Problem to solve
Below are records. Count every line containing the word "triangle" and give the number alone.

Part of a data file
============

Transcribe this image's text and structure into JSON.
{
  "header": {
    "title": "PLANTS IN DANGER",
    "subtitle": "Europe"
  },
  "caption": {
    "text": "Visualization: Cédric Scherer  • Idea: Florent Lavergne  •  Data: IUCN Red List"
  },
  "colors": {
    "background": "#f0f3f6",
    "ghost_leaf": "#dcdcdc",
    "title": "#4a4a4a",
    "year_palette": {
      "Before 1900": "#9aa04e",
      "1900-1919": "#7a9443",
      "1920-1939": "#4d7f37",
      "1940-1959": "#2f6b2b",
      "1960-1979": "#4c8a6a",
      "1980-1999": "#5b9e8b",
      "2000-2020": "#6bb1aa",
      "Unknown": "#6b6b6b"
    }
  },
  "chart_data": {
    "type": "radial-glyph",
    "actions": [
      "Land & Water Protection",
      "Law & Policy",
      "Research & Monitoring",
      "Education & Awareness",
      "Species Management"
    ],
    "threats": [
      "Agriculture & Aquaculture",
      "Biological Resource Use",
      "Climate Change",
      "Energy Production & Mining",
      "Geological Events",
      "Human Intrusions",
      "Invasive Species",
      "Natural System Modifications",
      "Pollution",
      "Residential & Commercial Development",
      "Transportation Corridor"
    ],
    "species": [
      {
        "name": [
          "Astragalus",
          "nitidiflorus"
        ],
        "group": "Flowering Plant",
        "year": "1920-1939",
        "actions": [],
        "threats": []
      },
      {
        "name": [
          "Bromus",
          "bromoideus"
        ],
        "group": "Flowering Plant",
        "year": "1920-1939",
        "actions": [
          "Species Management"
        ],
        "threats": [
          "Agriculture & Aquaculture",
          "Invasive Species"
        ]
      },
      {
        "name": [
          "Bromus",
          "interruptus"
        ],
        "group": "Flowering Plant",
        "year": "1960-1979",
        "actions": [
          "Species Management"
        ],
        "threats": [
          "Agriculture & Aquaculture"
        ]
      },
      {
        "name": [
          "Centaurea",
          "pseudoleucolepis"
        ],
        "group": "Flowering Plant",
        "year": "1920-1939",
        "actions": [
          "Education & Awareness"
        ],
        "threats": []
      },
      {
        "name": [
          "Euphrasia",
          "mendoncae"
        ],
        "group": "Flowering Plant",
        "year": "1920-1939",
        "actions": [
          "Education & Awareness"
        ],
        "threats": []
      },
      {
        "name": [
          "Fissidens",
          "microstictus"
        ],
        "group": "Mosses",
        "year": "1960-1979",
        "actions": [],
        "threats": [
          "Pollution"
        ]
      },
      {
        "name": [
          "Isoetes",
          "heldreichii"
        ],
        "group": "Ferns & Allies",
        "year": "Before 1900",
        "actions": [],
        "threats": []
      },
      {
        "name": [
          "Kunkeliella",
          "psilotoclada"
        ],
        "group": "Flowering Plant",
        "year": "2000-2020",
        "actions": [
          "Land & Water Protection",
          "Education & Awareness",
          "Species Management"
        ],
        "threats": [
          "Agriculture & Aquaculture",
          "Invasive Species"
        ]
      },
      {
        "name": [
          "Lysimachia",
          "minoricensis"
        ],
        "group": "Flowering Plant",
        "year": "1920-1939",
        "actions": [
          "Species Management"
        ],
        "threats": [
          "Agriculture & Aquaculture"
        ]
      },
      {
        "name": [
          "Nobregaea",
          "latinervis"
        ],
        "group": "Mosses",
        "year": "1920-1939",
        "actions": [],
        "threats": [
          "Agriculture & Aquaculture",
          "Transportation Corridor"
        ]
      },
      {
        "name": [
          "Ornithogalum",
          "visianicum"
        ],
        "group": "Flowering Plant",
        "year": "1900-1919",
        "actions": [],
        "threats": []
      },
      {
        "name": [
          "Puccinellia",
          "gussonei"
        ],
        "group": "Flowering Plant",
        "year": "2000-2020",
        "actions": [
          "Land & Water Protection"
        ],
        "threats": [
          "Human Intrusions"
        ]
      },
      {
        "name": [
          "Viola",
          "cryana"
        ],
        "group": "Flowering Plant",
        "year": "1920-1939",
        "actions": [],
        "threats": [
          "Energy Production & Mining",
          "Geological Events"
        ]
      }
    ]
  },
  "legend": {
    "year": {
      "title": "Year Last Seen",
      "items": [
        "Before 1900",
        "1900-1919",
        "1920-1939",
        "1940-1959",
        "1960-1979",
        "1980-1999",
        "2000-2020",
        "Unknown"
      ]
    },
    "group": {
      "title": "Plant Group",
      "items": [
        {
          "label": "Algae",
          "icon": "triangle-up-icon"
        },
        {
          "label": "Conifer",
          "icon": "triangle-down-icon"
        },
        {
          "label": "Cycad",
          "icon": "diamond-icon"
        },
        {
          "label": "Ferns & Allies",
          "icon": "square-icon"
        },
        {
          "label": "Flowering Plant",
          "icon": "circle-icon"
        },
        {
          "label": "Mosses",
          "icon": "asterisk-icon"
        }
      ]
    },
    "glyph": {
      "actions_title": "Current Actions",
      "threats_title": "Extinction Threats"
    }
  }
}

============

Solution below
2